# THE EXERCISE
Reproduce verbatim everything from the start of the records down to the line containing "- top-y-tick-label: -1: [52, 144, 62, 156]", including both of those lines.

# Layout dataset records

***

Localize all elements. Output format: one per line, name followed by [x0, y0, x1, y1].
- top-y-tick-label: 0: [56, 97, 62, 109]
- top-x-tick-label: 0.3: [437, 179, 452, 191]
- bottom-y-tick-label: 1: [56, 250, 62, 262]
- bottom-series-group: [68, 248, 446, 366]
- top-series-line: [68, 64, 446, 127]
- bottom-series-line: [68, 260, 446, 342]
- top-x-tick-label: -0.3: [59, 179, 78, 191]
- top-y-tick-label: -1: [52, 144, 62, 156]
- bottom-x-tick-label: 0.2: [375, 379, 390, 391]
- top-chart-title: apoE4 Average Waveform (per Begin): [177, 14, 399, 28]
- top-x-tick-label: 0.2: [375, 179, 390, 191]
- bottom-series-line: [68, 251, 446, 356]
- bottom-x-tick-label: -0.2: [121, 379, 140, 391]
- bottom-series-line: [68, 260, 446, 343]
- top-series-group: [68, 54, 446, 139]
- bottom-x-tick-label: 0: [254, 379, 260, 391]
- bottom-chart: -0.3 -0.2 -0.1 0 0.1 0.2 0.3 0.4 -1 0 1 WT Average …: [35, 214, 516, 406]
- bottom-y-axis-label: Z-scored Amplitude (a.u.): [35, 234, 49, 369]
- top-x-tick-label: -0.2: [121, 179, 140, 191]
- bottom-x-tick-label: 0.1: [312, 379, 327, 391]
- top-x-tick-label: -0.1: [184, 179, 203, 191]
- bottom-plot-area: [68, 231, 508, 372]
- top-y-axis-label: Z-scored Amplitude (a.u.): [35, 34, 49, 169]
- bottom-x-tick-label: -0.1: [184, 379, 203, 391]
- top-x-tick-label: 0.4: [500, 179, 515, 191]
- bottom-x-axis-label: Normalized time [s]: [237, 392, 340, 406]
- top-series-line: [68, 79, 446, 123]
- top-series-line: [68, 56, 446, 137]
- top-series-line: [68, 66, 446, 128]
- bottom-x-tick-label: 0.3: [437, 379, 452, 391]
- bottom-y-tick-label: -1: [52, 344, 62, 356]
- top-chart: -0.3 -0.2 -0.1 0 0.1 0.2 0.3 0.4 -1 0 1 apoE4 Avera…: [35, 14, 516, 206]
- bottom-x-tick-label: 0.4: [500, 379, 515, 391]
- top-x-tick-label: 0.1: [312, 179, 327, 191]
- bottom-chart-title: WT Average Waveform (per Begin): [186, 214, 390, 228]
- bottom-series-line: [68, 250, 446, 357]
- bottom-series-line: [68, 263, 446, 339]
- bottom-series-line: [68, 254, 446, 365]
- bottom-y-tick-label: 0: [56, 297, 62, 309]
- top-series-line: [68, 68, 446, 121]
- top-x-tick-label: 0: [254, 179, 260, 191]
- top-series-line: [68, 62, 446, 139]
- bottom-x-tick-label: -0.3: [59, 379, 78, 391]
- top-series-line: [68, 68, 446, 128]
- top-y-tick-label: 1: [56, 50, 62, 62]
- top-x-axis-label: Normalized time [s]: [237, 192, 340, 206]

***

# EXERCISE ANSWER
Localize all elements. Output format: one per line, name followed by [x0, y0, x1, y1].
- top-y-tick-label: 0: [56, 97, 62, 109]
- top-x-tick-label: 0.3: [437, 179, 452, 191]
- bottom-y-tick-label: 1: [56, 250, 62, 262]
- bottom-series-group: [68, 248, 446, 366]
- top-series-line: [68, 64, 446, 127]
- bottom-series-line: [68, 260, 446, 342]
- top-x-tick-label: -0.3: [59, 179, 78, 191]
- top-y-tick-label: -1: [52, 144, 62, 156]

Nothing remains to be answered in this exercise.